* _TO BE DONE_:
Retype the complete listing exactly as it appears.

* _DATASET RECORDS_:
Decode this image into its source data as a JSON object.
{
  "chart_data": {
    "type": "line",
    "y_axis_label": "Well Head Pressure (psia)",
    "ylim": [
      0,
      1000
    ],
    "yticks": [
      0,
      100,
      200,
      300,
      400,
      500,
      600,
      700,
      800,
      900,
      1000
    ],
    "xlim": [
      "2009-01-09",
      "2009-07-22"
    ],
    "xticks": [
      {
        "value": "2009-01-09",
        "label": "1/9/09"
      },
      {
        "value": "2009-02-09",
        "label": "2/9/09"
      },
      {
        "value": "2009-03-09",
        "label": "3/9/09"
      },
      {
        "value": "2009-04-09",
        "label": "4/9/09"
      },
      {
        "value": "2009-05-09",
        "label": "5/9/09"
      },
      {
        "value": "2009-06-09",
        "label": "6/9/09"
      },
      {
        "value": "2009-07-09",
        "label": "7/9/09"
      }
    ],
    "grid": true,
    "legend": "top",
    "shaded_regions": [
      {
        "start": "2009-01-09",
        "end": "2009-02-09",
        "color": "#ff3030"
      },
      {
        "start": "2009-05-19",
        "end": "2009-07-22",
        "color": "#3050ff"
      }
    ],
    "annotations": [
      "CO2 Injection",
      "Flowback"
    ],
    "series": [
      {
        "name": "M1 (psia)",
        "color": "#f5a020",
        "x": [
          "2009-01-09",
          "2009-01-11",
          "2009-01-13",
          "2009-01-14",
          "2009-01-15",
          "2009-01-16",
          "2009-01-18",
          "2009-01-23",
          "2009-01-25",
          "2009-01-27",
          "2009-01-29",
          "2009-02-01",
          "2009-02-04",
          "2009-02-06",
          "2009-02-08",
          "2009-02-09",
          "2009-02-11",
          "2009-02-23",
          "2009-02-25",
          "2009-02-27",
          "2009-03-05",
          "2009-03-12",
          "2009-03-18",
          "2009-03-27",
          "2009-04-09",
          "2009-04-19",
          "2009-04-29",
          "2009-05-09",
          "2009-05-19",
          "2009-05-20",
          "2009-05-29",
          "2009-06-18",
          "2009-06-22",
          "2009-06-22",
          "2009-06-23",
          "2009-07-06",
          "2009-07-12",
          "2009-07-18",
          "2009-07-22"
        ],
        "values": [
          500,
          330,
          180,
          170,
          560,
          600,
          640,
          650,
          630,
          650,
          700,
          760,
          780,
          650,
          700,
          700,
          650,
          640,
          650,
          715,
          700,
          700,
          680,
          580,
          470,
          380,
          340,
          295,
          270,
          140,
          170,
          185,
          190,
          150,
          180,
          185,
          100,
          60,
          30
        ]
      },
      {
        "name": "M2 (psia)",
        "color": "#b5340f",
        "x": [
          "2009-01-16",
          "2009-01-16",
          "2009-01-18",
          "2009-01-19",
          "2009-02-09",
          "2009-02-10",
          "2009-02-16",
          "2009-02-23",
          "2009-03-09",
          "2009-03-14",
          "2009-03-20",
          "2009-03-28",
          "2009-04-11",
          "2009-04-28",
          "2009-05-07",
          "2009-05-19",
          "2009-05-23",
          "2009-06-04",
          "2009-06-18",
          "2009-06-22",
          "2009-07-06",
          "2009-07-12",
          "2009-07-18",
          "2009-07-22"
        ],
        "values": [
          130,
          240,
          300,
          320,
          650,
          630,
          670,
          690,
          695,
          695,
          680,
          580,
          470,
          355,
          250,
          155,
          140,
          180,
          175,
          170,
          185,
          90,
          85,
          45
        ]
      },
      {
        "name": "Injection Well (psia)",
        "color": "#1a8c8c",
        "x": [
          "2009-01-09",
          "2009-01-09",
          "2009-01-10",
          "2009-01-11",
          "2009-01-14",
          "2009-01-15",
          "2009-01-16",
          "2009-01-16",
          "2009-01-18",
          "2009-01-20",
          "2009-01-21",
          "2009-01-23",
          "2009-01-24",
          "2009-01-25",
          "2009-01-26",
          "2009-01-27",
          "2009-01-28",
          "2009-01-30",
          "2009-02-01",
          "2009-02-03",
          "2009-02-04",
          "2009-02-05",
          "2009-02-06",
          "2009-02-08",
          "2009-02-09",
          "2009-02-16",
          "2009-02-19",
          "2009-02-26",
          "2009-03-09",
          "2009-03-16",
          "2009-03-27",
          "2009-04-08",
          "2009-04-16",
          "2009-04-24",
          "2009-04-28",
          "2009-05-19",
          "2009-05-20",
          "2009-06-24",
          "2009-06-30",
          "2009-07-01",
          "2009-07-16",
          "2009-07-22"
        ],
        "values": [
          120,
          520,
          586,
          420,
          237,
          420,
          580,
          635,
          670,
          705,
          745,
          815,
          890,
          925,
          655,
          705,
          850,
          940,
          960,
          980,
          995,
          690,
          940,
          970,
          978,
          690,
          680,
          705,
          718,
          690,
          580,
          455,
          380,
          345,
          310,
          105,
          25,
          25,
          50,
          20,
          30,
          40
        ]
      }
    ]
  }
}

* _OUTPUT FOR THIS TASK_:
Decode this image into its source data as a JSON object.
{
  "chart_data": {
    "type": "line",
    "y_axis_label": "Well Head Pressure (psia)",
    "ylim": [
      0,
      1000
    ],
    "yticks": [
      0,
      100,
      200,
      300,
      400,
      500,
      600,
      700,
      800,
      900,
      1000
    ],
    "xlim": [
      "2009-01-09",
      "2009-07-22"
    ],
    "xticks": [
      {
        "value": "2009-01-09",
        "label": "1/9/09"
      },
      {
        "value": "2009-02-09",
        "label": "2/9/09"
      },
      {
        "value": "2009-03-09",
        "label": "3/9/09"
      },
      {
        "value": "2009-04-09",
        "label": "4/9/09"
      },
      {
        "value": "2009-05-09",
        "label": "5/9/09"
      },
      {
        "value": "2009-06-09",
        "label": "6/9/09"
      },
      {
        "value": "2009-07-09",
        "label": "7/9/09"
      }
    ],
    "grid": true,
    "legend": "top",
    "shaded_regions": [
      {
        "start": "2009-01-09",
        "end": "2009-02-09",
        "color": "#ff3030"
      },
      {
        "start": "2009-05-19",
        "end": "2009-07-22",
        "color": "#3050ff"
      }
    ],
    "annotations": [
      "CO2 Injection",
      "Flowback"
    ],
    "series": [
      {
        "name": "M1 (psia)",
        "color": "#f5a020",
        "x": [
          "2009-01-09",
          "2009-01-11",
          "2009-01-13",
          "2009-01-14",
          "2009-01-15",
          "2009-01-16",
          "2009-01-18",
          "2009-01-23",
          "2009-01-25",
          "2009-01-27",
          "2009-01-29",
          "2009-02-01",
          "2009-02-04",
          "2009-02-06",
          "2009-02-08",
          "2009-02-09",
          "2009-02-11",
          "2009-02-23",
          "2009-02-25",
          "2009-02-27",
          "2009-03-05",
          "2009-03-12",
          "2009-03-18",
          "2009-03-27",
          "2009-04-09",
          "2009-04-19",
          "2009-04-29",
          "2009-05-09",
          "2009-05-19",
          "2009-05-20",
          "2009-05-29",
          "2009-06-18",
          "2009-06-22",
          "2009-06-22",
          "2009-06-23",
          "2009-07-06",
          "2009-07-12",
          "2009-07-18",
          "2009-07-22"
        ],
        "values": [
          500,
          330,
          180,
          170,
          560,
          600,
          640,
          650,
          630,
          650,
          700,
          760,
          780,
          650,
          700,
          700,
          650,
          640,
          650,
          715,
          700,
          700,
          680,
          580,
          470,
          380,
          340,
          295,
          270,
          140,
          170,
          185,
          190,
          150,
          180,
          185,
          100,
          60,
          30
        ]
      },
      {
        "name": "M2 (psia)",
        "color": "#b5340f",
        "x": [
          "2009-01-16",
          "2009-01-16",
          "2009-01-18",
          "2009-01-19",
          "2009-02-09",
          "2009-02-10",
          "2009-02-16",
          "2009-02-23",
          "2009-03-09",
          "2009-03-14",
          "2009-03-20",
          "2009-03-28",
          "2009-04-11",
          "2009-04-28",
          "2009-05-07",
          "2009-05-19",
          "2009-05-23",
          "2009-06-04",
          "2009-06-18",
          "2009-06-22",
          "2009-07-06",
          "2009-07-12",
          "2009-07-18",
          "2009-07-22"
        ],
        "values": [
          130,
          240,
          300,
          320,
          650,
          630,
          670,
          690,
          695,
          695,
          680,
          580,
          470,
          355,
          250,
          155,
          140,
          180,
          175,
          170,
          185,
          90,
          85,
          45
        ]
      },
      {
        "name": "Injection Well (psia)",
        "color": "#1a8c8c",
        "x": [
          "2009-01-09",
          "2009-01-09",
          "2009-01-10",
          "2009-01-11",
          "2009-01-14",
          "2009-01-15",
          "2009-01-16",
          "2009-01-16",
          "2009-01-18",
          "2009-01-20",
          "2009-01-21",
          "2009-01-23",
          "2009-01-24",
          "2009-01-25",
          "2009-01-26",
          "2009-01-27",
          "2009-01-28",
          "2009-01-30",
          "2009-02-01",
          "2009-02-03",
          "2009-02-04",
          "2009-02-05",
          "2009-02-06",
          "2009-02-08",
          "2009-02-09",
          "2009-02-16",
          "2009-02-19",
          "2009-02-26",
          "2009-03-09",
          "2009-03-16",
          "2009-03-27",
          "2009-04-08",
          "2009-04-16",
          "2009-04-24",
          "2009-04-28",
          "2009-05-19",
          "2009-05-20",
          "2009-06-24",
          "2009-06-30",
          "2009-07-01",
          "2009-07-16",
          "2009-07-22"
        ],
        "values": [
          120,
          520,
          586,
          420,
          237,
          420,
          580,
          635,
          670,
          705,
          745,
          815,
          890,
          925,
          655,
          705,
          850,
          940,
          960,
          980,
          995,
          690,
          940,
          970,
          978,
          690,
          680,
          705,
          718,
          690,
          580,
          455,
          380,
          345,
          310,
          105,
          25,
          25,
          50,
          20,
          30,
          40
        ]
      }
    ]
  }
}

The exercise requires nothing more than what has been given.